SHORT EXERCISE
Below is some material; set it all down exactly, apart from the pictures.

INPUT DATA
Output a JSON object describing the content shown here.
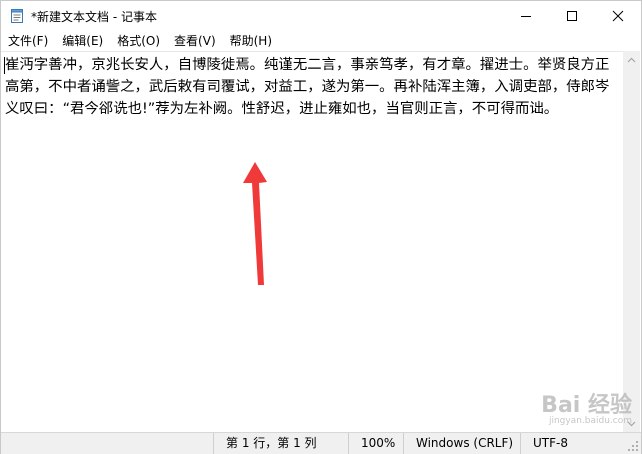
{
  "window": {
    "title": "*新建文本文档 - 记事本"
  },
  "menu": [
    {
      "label": "文件(F)"
    },
    {
      "label": "编辑(E)"
    },
    {
      "label": "格式(O)"
    },
    {
      "label": "查看(V)"
    },
    {
      "label": "帮助(H)"
    }
  ],
  "editor": {
    "content": "崔沔字善冲，京兆长安人，自博陵徙焉。纯谨无二言，事亲笃孝，有才章。擢进士。举贤良方正高第，不中者诵訾之，武后敕有司覆试，对益工，遂为第一。再补陆浑主簿，入调吏部，侍郎岑义叹曰：“君今郤诜也!”荐为左补阙。性舒迟，进止雍如也，当官则正言，不可得而诎。"
  },
  "status": {
    "position": "第 1 行，第 1 列",
    "zoom": "100%",
    "line_ending": "Windows (CRLF)",
    "encoding": "UTF-8"
  },
  "watermark": {
    "text": "Bai 经验",
    "sub": "jingyan.baidu.com"
  },
  "colors": {
    "arrow": "#f03a3a",
    "status_bg": "#f0f0f0"
  }
}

EXERCISE SOLUTION
Output a JSON object describing the content shown here.
{
  "window": {
    "title": "*新建文本文档 - 记事本"
  },
  "menu": [
    {
      "label": "文件(F)"
    },
    {
      "label": "编辑(E)"
    },
    {
      "label": "格式(O)"
    },
    {
      "label": "查看(V)"
    },
    {
      "label": "帮助(H)"
    }
  ],
  "editor": {
    "content": "崔沔字善冲，京兆长安人，自博陵徙焉。纯谨无二言，事亲笃孝，有才章。擢进士。举贤良方正高第，不中者诵訾之，武后敕有司覆试，对益工，遂为第一。再补陆浑主簿，入调吏部，侍郎岑义叹曰：“君今郤诜也!”荐为左补阙。性舒迟，进止雍如也，当官则正言，不可得而诎。"
  },
  "status": {
    "position": "第 1 行，第 1 列",
    "zoom": "100%",
    "line_ending": "Windows (CRLF)",
    "encoding": "UTF-8"
  },
  "watermark": {
    "text": "Bai 经验",
    "sub": "jingyan.baidu.com"
  },
  "colors": {
    "arrow": "#f03a3a",
    "status_bg": "#f0f0f0"
  }
}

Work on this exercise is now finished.